INSTRUCTIONS TO FOLLOW
Each line below is to be written out in full, exactly as shown.

** START OF DATA PROVIDED **

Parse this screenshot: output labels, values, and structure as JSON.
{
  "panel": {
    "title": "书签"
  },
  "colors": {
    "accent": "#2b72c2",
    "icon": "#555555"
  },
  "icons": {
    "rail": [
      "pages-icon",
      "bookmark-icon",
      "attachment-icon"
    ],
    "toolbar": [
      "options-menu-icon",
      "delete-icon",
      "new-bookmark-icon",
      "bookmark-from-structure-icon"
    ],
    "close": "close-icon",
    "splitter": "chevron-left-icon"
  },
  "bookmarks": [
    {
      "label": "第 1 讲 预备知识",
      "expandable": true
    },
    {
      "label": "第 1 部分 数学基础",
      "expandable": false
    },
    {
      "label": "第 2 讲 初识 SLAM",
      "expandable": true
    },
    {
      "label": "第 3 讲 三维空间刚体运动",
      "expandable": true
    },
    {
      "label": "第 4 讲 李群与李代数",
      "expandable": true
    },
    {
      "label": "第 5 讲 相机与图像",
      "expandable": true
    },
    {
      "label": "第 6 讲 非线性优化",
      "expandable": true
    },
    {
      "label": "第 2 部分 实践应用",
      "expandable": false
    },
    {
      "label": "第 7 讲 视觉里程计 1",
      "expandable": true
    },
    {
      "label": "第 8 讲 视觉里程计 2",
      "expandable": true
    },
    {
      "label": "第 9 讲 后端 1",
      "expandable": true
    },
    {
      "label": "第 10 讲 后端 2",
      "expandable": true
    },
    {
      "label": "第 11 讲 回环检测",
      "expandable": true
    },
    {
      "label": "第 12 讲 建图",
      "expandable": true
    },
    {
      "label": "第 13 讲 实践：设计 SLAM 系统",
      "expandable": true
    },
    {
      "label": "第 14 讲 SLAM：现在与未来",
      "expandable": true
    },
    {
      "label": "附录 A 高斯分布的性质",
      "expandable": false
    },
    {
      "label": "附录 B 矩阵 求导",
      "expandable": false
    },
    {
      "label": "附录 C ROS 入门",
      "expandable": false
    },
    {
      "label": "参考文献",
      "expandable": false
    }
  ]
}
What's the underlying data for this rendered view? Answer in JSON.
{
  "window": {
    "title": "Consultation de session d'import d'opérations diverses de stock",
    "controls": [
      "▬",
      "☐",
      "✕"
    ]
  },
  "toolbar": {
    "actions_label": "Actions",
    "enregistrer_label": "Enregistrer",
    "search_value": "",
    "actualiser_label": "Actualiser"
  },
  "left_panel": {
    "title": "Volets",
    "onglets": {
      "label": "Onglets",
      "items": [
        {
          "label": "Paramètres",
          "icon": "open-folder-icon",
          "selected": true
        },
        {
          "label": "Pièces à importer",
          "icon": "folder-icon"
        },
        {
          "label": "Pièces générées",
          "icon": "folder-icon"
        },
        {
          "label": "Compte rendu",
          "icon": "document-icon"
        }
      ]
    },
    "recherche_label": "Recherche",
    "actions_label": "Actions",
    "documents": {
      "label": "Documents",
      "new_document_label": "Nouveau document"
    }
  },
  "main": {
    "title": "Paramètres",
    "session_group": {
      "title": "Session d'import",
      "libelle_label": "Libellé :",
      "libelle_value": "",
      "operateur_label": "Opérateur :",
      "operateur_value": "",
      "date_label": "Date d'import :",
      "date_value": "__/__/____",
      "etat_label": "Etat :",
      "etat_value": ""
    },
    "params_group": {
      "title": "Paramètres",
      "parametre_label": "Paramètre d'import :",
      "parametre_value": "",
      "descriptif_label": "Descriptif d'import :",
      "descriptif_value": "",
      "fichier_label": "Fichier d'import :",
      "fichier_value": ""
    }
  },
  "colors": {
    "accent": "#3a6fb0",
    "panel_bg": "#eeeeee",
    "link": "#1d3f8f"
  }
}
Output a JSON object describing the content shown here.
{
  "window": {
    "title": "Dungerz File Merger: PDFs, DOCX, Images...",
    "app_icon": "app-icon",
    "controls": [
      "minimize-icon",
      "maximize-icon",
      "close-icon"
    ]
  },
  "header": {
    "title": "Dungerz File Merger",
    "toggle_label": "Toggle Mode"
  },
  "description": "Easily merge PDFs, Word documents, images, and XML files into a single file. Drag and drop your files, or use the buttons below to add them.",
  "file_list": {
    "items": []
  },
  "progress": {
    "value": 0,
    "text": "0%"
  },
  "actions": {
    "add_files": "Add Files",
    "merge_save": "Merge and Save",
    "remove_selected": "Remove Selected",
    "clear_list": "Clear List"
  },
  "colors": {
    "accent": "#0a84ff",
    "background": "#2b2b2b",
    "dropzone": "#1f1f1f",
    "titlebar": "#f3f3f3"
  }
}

** END OF DATA PROVIDED **

EXPECTED ANSWER
Parse this screenshot: output labels, values, and structure as JSON.
{
  "panel": {
    "title": "书签"
  },
  "colors": {
    "accent": "#2b72c2",
    "icon": "#555555"
  },
  "icons": {
    "rail": [
      "pages-icon",
      "bookmark-icon",
      "attachment-icon"
    ],
    "toolbar": [
      "options-menu-icon",
      "delete-icon",
      "new-bookmark-icon",
      "bookmark-from-structure-icon"
    ],
    "close": "close-icon",
    "splitter": "chevron-left-icon"
  },
  "bookmarks": [
    {
      "label": "第 1 讲 预备知识",
      "expandable": true
    },
    {
      "label": "第 1 部分 数学基础",
      "expandable": false
    },
    {
      "label": "第 2 讲 初识 SLAM",
      "expandable": true
    },
    {
      "label": "第 3 讲 三维空间刚体运动",
      "expandable": true
    },
    {
      "label": "第 4 讲 李群与李代数",
      "expandable": true
    },
    {
      "label": "第 5 讲 相机与图像",
      "expandable": true
    },
    {
      "label": "第 6 讲 非线性优化",
      "expandable": true
    },
    {
      "label": "第 2 部分 实践应用",
      "expandable": false
    },
    {
      "label": "第 7 讲 视觉里程计 1",
      "expandable": true
    },
    {
      "label": "第 8 讲 视觉里程计 2",
      "expandable": true
    },
    {
      "label": "第 9 讲 后端 1",
      "expandable": true
    },
    {
      "label": "第 10 讲 后端 2",
      "expandable": true
    },
    {
      "label": "第 11 讲 回环检测",
      "expandable": true
    },
    {
      "label": "第 12 讲 建图",
      "expandable": true
    },
    {
      "label": "第 13 讲 实践：设计 SLAM 系统",
      "expandable": true
    },
    {
      "label": "第 14 讲 SLAM：现在与未来",
      "expandable": true
    },
    {
      "label": "附录 A 高斯分布的性质",
      "expandable": false
    },
    {
      "label": "附录 B 矩阵 求导",
      "expandable": false
    },
    {
      "label": "附录 C ROS 入门",
      "expandable": false
    },
    {
      "label": "参考文献",
      "expandable": false
    }
  ]
}
What's the underlying data for this rendered view? Answer in JSON.
{
  "window": {
    "title": "Consultation de session d'import d'opérations diverses de stock",
    "controls": [
      "▬",
      "☐",
      "✕"
    ]
  },
  "toolbar": {
    "actions_label": "Actions",
    "enregistrer_label": "Enregistrer",
    "search_value": "",
    "actualiser_label": "Actualiser"
  },
  "left_panel": {
    "title": "Volets",
    "onglets": {
      "label": "Onglets",
      "items": [
        {
          "label": "Paramètres",
          "icon": "open-folder-icon",
          "selected": true
        },
        {
          "label": "Pièces à importer",
          "icon": "folder-icon"
        },
        {
          "label": "Pièces générées",
          "icon": "folder-icon"
        },
        {
          "label": "Compte rendu",
          "icon": "document-icon"
        }
      ]
    },
    "recherche_label": "Recherche",
    "actions_label": "Actions",
    "documents": {
      "label": "Documents",
      "new_document_label": "Nouveau document"
    }
  },
  "main": {
    "title": "Paramètres",
    "session_group": {
      "title": "Session d'import",
      "libelle_label": "Libellé :",
      "libelle_value": "",
      "operateur_label": "Opérateur :",
      "operateur_value": "",
      "date_label": "Date d'import :",
      "date_value": "__/__/____",
      "etat_label": "Etat :",
      "etat_value": ""
    },
    "params_group": {
      "title": "Paramètres",
      "parametre_label": "Paramètre d'import :",
      "parametre_value": "",
      "descriptif_label": "Descriptif d'import :",
      "descriptif_value": "",
      "fichier_label": "Fichier d'import :",
      "fichier_value": ""
    }
  },
  "colors": {
    "accent": "#3a6fb0",
    "panel_bg": "#eeeeee",
    "link": "#1d3f8f"
  }
}
Output a JSON object describing the content shown here.
{
  "window": {
    "title": "Dungerz File Merger: PDFs, DOCX, Images...",
    "app_icon": "app-icon",
    "controls": [
      "minimize-icon",
      "maximize-icon",
      "close-icon"
    ]
  },
  "header": {
    "title": "Dungerz File Merger",
    "toggle_label": "Toggle Mode"
  },
  "description": "Easily merge PDFs, Word documents, images, and XML files into a single file. Drag and drop your files, or use the buttons below to add them.",
  "file_list": {
    "items": []
  },
  "progress": {
    "value": 0,
    "text": "0%"
  },
  "actions": {
    "add_files": "Add Files",
    "merge_save": "Merge and Save",
    "remove_selected": "Remove Selected",
    "clear_list": "Clear List"
  },
  "colors": {
    "accent": "#0a84ff",
    "background": "#2b2b2b",
    "dropzone": "#1f1f1f",
    "titlebar": "#f3f3f3"
  }
}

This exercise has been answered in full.